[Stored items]
= Beginning of Section =
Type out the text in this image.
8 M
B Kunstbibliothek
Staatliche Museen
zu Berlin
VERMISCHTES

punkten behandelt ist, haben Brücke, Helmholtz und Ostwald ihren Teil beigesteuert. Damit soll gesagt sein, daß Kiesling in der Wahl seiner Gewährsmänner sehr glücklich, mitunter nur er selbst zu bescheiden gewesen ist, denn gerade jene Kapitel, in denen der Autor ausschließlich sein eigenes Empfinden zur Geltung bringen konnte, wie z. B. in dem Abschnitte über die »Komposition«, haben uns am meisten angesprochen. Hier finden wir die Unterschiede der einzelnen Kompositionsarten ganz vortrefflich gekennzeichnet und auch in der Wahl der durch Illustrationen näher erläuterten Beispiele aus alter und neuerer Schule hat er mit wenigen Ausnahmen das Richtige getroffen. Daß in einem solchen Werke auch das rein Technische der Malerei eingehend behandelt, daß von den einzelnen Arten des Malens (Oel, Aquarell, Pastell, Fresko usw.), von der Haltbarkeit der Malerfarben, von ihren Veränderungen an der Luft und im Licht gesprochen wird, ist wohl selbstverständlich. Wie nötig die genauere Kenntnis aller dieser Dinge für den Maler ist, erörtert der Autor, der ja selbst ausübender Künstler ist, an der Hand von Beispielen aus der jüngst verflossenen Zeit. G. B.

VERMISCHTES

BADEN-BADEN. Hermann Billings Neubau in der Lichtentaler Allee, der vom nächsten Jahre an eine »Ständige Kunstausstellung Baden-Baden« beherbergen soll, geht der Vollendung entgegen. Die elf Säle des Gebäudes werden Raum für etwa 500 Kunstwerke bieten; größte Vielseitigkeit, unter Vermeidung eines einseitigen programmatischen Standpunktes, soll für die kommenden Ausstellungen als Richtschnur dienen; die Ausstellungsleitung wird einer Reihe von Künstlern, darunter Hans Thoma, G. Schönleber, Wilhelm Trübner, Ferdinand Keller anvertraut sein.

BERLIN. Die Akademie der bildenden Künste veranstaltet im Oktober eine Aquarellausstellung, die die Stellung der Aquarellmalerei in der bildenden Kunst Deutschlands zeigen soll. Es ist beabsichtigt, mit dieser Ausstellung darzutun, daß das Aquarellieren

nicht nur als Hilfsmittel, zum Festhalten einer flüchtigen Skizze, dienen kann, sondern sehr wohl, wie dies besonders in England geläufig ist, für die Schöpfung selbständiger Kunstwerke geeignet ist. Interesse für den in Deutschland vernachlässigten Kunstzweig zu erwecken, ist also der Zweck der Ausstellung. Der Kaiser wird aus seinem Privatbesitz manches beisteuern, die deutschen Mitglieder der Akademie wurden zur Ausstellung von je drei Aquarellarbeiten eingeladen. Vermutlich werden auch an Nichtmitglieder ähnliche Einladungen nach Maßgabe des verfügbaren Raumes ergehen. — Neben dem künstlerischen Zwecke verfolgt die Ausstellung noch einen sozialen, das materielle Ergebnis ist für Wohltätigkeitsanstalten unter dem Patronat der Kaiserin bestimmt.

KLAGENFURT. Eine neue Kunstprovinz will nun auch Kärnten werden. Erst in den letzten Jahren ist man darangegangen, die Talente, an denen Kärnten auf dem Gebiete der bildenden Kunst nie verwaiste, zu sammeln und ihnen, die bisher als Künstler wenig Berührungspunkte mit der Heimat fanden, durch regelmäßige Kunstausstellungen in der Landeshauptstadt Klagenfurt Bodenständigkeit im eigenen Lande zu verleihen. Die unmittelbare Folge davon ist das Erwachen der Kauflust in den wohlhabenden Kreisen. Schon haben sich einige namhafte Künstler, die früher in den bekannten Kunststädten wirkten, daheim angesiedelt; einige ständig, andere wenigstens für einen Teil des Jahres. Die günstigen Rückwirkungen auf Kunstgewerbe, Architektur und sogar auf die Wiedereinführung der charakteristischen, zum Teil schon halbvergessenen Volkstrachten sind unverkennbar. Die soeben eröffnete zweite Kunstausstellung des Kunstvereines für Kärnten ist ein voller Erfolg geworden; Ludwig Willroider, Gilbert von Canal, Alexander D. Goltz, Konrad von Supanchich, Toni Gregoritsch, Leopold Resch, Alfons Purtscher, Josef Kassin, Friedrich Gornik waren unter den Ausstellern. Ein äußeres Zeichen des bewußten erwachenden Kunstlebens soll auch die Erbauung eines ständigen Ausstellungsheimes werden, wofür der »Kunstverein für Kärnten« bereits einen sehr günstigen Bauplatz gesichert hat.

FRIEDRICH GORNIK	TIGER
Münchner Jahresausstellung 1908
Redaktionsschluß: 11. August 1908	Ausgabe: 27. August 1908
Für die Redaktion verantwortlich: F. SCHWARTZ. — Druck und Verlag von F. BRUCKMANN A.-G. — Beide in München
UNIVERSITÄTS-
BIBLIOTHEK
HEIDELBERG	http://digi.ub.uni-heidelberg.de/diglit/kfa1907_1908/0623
= End of Section =
Copy the entries word for word. Leave nothing out.

Type out the text in this image.
8 M
B Kunstbibliothek
Staatliche Museen
zu Berlin
VERMISCHTES

punkten behandelt ist, haben Brücke, Helmholtz und Ostwald ihren Teil beigesteuert. Damit soll gesagt sein, daß Kiesling in der Wahl seiner Gewährsmänner sehr glücklich, mitunter nur er selbst zu bescheiden gewesen ist, denn gerade jene Kapitel, in denen der Autor ausschließlich sein eigenes Empfinden zur Geltung bringen konnte, wie z. B. in dem Abschnitte über die »Komposition«, haben uns am meisten angesprochen. Hier finden wir die Unterschiede der einzelnen Kompositionsarten ganz vortrefflich gekennzeichnet und auch in der Wahl der durch Illustrationen näher erläuterten Beispiele aus alter und neuerer Schule hat er mit wenigen Ausnahmen das Richtige getroffen. Daß in einem solchen Werke auch das rein Technische der Malerei eingehend behandelt, daß von den einzelnen Arten des Malens (Oel, Aquarell, Pastell, Fresko usw.), von der Haltbarkeit der Malerfarben, von ihren Veränderungen an der Luft und im Licht gesprochen wird, ist wohl selbstverständlich. Wie nötig die genauere Kenntnis aller dieser Dinge für den Maler ist, erörtert der Autor, der ja selbst ausübender Künstler ist, an der Hand von Beispielen aus der jüngst verflossenen Zeit. G. B.

VERMISCHTES

BADEN-BADEN. Hermann Billings Neubau in der Lichtentaler Allee, der vom nächsten Jahre an eine »Ständige Kunstausstellung Baden-Baden« beherbergen soll, geht der Vollendung entgegen. Die elf Säle des Gebäudes werden Raum für etwa 500 Kunstwerke bieten; größte Vielseitigkeit, unter Vermeidung eines einseitigen programmatischen Standpunktes, soll für die kommenden Ausstellungen als Richtschnur dienen; die Ausstellungsleitung wird einer Reihe von Künstlern, darunter Hans Thoma, G. Schönleber, Wilhelm Trübner, Ferdinand Keller anvertraut sein.

BERLIN. Die Akademie der bildenden Künste veranstaltet im Oktober eine Aquarellausstellung, die die Stellung der Aquarellmalerei in der bildenden Kunst Deutschlands zeigen soll. Es ist beabsichtigt, mit dieser Ausstellung darzutun, daß das Aquarellieren

nicht nur als Hilfsmittel, zum Festhalten einer flüchtigen Skizze, dienen kann, sondern sehr wohl, wie dies besonders in England geläufig ist, für die Schöpfung selbständiger Kunstwerke geeignet ist. Interesse für den in Deutschland vernachlässigten Kunstzweig zu erwecken, ist also der Zweck der Ausstellung. Der Kaiser wird aus seinem Privatbesitz manches beisteuern, die deutschen Mitglieder der Akademie wurden zur Ausstellung von je drei Aquarellarbeiten eingeladen. Vermutlich werden auch an Nichtmitglieder ähnliche Einladungen nach Maßgabe des verfügbaren Raumes ergehen. — Neben dem künstlerischen Zwecke verfolgt die Ausstellung noch einen sozialen, das materielle Ergebnis ist für Wohltätigkeitsanstalten unter dem Patronat der Kaiserin bestimmt.

KLAGENFURT. Eine neue Kunstprovinz will nun auch Kärnten werden. Erst in den letzten Jahren ist man darangegangen, die Talente, an denen Kärnten auf dem Gebiete der bildenden Kunst nie verwaiste, zu sammeln und ihnen, die bisher als Künstler wenig Berührungspunkte mit der Heimat fanden, durch regelmäßige Kunstausstellungen in der Landeshauptstadt Klagenfurt Bodenständigkeit im eigenen Lande zu verleihen. Die unmittelbare Folge davon ist das Erwachen der Kauflust in den wohlhabenden Kreisen. Schon haben sich einige namhafte Künstler, die früher in den bekannten Kunststädten wirkten, daheim angesiedelt; einige ständig, andere wenigstens für einen Teil des Jahres. Die günstigen Rückwirkungen auf Kunstgewerbe, Architektur und sogar auf die Wiedereinführung der charakteristischen, zum Teil schon halbvergessenen Volkstrachten sind unverkennbar. Die soeben eröffnete zweite Kunstausstellung des Kunstvereines für Kärnten ist ein voller Erfolg geworden; Ludwig Willroider, Gilbert von Canal, Alexander D. Goltz, Konrad von Supanchich, Toni Gregoritsch, Leopold Resch, Alfons Purtscher, Josef Kassin, Friedrich Gornik waren unter den Ausstellern. Ein äußeres Zeichen des bewußten erwachenden Kunstlebens soll auch die Erbauung eines ständigen Ausstellungsheimes werden, wofür der »Kunstverein für Kärnten« bereits einen sehr günstigen Bauplatz gesichert hat.

FRIEDRICH GORNIK	TIGER
Münchner Jahresausstellung 1908
Redaktionsschluß: 11. August 1908	Ausgabe: 27. August 1908
Für die Redaktion verantwortlich: F. SCHWARTZ. — Druck und Verlag von F. BRUCKMANN A.-G. — Beide in München
UNIVERSITÄTS-
BIBLIOTHEK
HEIDELBERG	http://digi.ub.uni-heidelberg.de/diglit/kfa1907_1908/0623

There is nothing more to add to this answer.